Begin
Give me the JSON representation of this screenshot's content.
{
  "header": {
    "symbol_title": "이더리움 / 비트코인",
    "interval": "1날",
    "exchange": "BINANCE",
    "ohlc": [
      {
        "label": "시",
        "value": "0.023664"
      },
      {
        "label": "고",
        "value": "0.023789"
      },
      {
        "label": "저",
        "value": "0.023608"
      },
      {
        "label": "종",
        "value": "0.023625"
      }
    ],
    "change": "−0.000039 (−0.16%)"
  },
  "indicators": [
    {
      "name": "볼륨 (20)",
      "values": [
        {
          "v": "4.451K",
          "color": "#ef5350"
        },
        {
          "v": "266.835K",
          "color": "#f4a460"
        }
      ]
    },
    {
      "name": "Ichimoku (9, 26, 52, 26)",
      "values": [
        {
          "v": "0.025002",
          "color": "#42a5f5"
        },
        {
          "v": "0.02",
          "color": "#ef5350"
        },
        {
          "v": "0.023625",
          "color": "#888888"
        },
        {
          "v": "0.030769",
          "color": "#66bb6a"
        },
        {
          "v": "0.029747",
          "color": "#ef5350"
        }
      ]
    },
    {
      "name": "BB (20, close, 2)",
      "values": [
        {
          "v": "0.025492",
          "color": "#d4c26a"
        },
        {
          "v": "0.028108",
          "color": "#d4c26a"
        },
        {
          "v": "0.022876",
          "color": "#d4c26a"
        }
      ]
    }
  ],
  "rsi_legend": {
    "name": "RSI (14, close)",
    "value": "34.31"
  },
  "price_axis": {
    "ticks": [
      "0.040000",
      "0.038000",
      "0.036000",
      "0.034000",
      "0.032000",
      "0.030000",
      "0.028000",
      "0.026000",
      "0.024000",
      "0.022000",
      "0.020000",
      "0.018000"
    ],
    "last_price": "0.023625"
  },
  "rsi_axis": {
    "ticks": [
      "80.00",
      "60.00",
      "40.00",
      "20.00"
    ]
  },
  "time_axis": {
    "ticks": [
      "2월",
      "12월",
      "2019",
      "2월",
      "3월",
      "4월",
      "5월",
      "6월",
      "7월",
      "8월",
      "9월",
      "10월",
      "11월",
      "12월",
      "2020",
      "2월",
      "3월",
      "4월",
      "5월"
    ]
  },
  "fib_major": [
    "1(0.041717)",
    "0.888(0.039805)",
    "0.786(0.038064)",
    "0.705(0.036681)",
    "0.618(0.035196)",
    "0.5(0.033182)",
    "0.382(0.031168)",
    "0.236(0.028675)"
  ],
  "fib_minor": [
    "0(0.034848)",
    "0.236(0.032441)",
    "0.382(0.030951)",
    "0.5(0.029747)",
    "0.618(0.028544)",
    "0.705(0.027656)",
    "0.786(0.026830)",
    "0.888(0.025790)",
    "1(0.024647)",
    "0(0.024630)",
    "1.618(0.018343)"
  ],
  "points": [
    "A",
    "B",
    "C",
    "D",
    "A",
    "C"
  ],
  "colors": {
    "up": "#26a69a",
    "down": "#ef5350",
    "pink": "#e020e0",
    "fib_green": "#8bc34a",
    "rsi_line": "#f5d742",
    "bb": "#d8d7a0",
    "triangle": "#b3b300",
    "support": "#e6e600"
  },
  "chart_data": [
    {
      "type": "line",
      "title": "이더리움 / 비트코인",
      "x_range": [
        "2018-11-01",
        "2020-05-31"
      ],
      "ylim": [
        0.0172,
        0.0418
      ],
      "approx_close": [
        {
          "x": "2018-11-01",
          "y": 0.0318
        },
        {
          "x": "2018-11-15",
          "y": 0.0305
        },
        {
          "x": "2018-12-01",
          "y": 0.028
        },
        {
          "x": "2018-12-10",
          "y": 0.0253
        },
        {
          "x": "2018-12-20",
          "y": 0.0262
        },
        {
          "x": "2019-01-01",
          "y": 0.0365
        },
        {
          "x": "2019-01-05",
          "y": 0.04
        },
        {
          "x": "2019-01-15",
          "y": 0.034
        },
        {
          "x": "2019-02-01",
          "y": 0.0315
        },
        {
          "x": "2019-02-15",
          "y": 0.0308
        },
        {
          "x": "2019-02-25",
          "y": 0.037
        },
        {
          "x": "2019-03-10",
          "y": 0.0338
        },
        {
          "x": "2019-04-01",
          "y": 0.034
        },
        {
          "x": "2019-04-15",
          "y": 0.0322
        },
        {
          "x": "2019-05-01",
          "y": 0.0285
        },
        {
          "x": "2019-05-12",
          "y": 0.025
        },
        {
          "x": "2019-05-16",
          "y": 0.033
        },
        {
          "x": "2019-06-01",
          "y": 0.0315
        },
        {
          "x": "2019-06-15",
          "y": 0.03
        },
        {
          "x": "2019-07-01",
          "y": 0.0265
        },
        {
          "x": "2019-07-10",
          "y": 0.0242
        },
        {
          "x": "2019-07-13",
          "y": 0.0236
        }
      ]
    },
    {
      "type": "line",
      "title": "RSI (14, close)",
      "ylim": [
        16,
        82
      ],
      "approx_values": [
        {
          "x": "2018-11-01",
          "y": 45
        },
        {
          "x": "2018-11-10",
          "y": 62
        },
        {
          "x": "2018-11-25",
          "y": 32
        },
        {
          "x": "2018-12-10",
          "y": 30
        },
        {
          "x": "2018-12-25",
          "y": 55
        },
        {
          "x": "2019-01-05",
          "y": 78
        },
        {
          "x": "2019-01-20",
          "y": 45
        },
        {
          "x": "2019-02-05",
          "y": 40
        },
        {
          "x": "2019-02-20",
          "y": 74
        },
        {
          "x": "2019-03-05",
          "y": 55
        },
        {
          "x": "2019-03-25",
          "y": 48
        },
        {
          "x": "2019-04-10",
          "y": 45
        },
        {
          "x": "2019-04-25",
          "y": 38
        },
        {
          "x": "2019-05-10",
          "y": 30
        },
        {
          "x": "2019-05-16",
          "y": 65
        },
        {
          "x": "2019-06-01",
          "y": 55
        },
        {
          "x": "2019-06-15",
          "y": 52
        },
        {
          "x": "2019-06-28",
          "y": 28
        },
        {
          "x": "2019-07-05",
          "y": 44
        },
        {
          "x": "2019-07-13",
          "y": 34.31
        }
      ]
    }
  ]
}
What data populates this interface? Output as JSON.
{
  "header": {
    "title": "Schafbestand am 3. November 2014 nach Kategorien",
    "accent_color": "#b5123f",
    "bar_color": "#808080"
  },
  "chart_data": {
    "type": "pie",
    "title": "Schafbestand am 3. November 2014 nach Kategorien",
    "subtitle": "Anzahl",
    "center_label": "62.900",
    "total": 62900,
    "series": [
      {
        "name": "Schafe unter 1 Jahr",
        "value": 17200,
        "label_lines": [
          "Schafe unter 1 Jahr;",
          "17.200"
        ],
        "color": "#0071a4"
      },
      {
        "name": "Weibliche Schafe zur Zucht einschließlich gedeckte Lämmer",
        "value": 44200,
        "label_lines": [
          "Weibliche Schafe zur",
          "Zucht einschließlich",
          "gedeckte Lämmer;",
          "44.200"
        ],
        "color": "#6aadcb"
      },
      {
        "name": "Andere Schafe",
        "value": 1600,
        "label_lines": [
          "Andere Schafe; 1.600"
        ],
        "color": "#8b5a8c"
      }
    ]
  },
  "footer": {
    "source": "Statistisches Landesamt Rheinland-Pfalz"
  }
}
End
_Job_
Repeat the records above exactly, from the first line to the last.

_Answer to the problem_
Give me the JSON representation of this screenshot's content.
{
  "header": {
    "symbol_title": "이더리움 / 비트코인",
    "interval": "1날",
    "exchange": "BINANCE",
    "ohlc": [
      {
        "label": "시",
        "value": "0.023664"
      },
      {
        "label": "고",
        "value": "0.023789"
      },
      {
        "label": "저",
        "value": "0.023608"
      },
      {
        "label": "종",
        "value": "0.023625"
      }
    ],
    "change": "−0.000039 (−0.16%)"
  },
  "indicators": [
    {
      "name": "볼륨 (20)",
      "values": [
        {
          "v": "4.451K",
          "color": "#ef5350"
        },
        {
          "v": "266.835K",
          "color": "#f4a460"
        }
      ]
    },
    {
      "name": "Ichimoku (9, 26, 52, 26)",
      "values": [
        {
          "v": "0.025002",
          "color": "#42a5f5"
        },
        {
          "v": "0.02",
          "color": "#ef5350"
        },
        {
          "v": "0.023625",
          "color": "#888888"
        },
        {
          "v": "0.030769",
          "color": "#66bb6a"
        },
        {
          "v": "0.029747",
          "color": "#ef5350"
        }
      ]
    },
    {
      "name": "BB (20, close, 2)",
      "values": [
        {
          "v": "0.025492",
          "color": "#d4c26a"
        },
        {
          "v": "0.028108",
          "color": "#d4c26a"
        },
        {
          "v": "0.022876",
          "color": "#d4c26a"
        }
      ]
    }
  ],
  "rsi_legend": {
    "name": "RSI (14, close)",
    "value": "34.31"
  },
  "price_axis": {
    "ticks": [
      "0.040000",
      "0.038000",
      "0.036000",
      "0.034000",
      "0.032000",
      "0.030000",
      "0.028000",
      "0.026000",
      "0.024000",
      "0.022000",
      "0.020000",
      "0.018000"
    ],
    "last_price": "0.023625"
  },
  "rsi_axis": {
    "ticks": [
      "80.00",
      "60.00",
      "40.00",
      "20.00"
    ]
  },
  "time_axis": {
    "ticks": [
      "2월",
      "12월",
      "2019",
      "2월",
      "3월",
      "4월",
      "5월",
      "6월",
      "7월",
      "8월",
      "9월",
      "10월",
      "11월",
      "12월",
      "2020",
      "2월",
      "3월",
      "4월",
      "5월"
    ]
  },
  "fib_major": [
    "1(0.041717)",
    "0.888(0.039805)",
    "0.786(0.038064)",
    "0.705(0.036681)",
    "0.618(0.035196)",
    "0.5(0.033182)",
    "0.382(0.031168)",
    "0.236(0.028675)"
  ],
  "fib_minor": [
    "0(0.034848)",
    "0.236(0.032441)",
    "0.382(0.030951)",
    "0.5(0.029747)",
    "0.618(0.028544)",
    "0.705(0.027656)",
    "0.786(0.026830)",
    "0.888(0.025790)",
    "1(0.024647)",
    "0(0.024630)",
    "1.618(0.018343)"
  ],
  "points": [
    "A",
    "B",
    "C",
    "D",
    "A",
    "C"
  ],
  "colors": {
    "up": "#26a69a",
    "down": "#ef5350",
    "pink": "#e020e0",
    "fib_green": "#8bc34a",
    "rsi_line": "#f5d742",
    "bb": "#d8d7a0",
    "triangle": "#b3b300",
    "support": "#e6e600"
  },
  "chart_data": [
    {
      "type": "line",
      "title": "이더리움 / 비트코인",
      "x_range": [
        "2018-11-01",
        "2020-05-31"
      ],
      "ylim": [
        0.0172,
        0.0418
      ],
      "approx_close": [
        {
          "x": "2018-11-01",
          "y": 0.0318
        },
        {
          "x": "2018-11-15",
          "y": 0.0305
        },
        {
          "x": "2018-12-01",
          "y": 0.028
        },
        {
          "x": "2018-12-10",
          "y": 0.0253
        },
        {
          "x": "2018-12-20",
          "y": 0.0262
        },
        {
          "x": "2019-01-01",
          "y": 0.0365
        },
        {
          "x": "2019-01-05",
          "y": 0.04
        },
        {
          "x": "2019-01-15",
          "y": 0.034
        },
        {
          "x": "2019-02-01",
          "y": 0.0315
        },
        {
          "x": "2019-02-15",
          "y": 0.0308
        },
        {
          "x": "2019-02-25",
          "y": 0.037
        },
        {
          "x": "2019-03-10",
          "y": 0.0338
        },
        {
          "x": "2019-04-01",
          "y": 0.034
        },
        {
          "x": "2019-04-15",
          "y": 0.0322
        },
        {
          "x": "2019-05-01",
          "y": 0.0285
        },
        {
          "x": "2019-05-12",
          "y": 0.025
        },
        {
          "x": "2019-05-16",
          "y": 0.033
        },
        {
          "x": "2019-06-01",
          "y": 0.0315
        },
        {
          "x": "2019-06-15",
          "y": 0.03
        },
        {
          "x": "2019-07-01",
          "y": 0.0265
        },
        {
          "x": "2019-07-10",
          "y": 0.0242
        },
        {
          "x": "2019-07-13",
          "y": 0.0236
        }
      ]
    },
    {
      "type": "line",
      "title": "RSI (14, close)",
      "ylim": [
        16,
        82
      ],
      "approx_values": [
        {
          "x": "2018-11-01",
          "y": 45
        },
        {
          "x": "2018-11-10",
          "y": 62
        },
        {
          "x": "2018-11-25",
          "y": 32
        },
        {
          "x": "2018-12-10",
          "y": 30
        },
        {
          "x": "2018-12-25",
          "y": 55
        },
        {
          "x": "2019-01-05",
          "y": 78
        },
        {
          "x": "2019-01-20",
          "y": 45
        },
        {
          "x": "2019-02-05",
          "y": 40
        },
        {
          "x": "2019-02-20",
          "y": 74
        },
        {
          "x": "2019-03-05",
          "y": 55
        },
        {
          "x": "2019-03-25",
          "y": 48
        },
        {
          "x": "2019-04-10",
          "y": 45
        },
        {
          "x": "2019-04-25",
          "y": 38
        },
        {
          "x": "2019-05-10",
          "y": 30
        },
        {
          "x": "2019-05-16",
          "y": 65
        },
        {
          "x": "2019-06-01",
          "y": 55
        },
        {
          "x": "2019-06-15",
          "y": 52
        },
        {
          "x": "2019-06-28",
          "y": 28
        },
        {
          "x": "2019-07-05",
          "y": 44
        },
        {
          "x": "2019-07-13",
          "y": 34.31
        }
      ]
    }
  ]
}
What data populates this interface? Output as JSON.
{
  "header": {
    "title": "Schafbestand am 3. November 2014 nach Kategorien",
    "accent_color": "#b5123f",
    "bar_color": "#808080"
  },
  "chart_data": {
    "type": "pie",
    "title": "Schafbestand am 3. November 2014 nach Kategorien",
    "subtitle": "Anzahl",
    "center_label": "62.900",
    "total": 62900,
    "series": [
      {
        "name": "Schafe unter 1 Jahr",
        "value": 17200,
        "label_lines": [
          "Schafe unter 1 Jahr;",
          "17.200"
        ],
        "color": "#0071a4"
      },
      {
        "name": "Weibliche Schafe zur Zucht einschließlich gedeckte Lämmer",
        "value": 44200,
        "label_lines": [
          "Weibliche Schafe zur",
          "Zucht einschließlich",
          "gedeckte Lämmer;",
          "44.200"
        ],
        "color": "#6aadcb"
      },
      {
        "name": "Andere Schafe",
        "value": 1600,
        "label_lines": [
          "Andere Schafe; 1.600"
        ],
        "color": "#8b5a8c"
      }
    ]
  },
  "footer": {
    "source": "Statistisches Landesamt Rheinland-Pfalz"
  }
}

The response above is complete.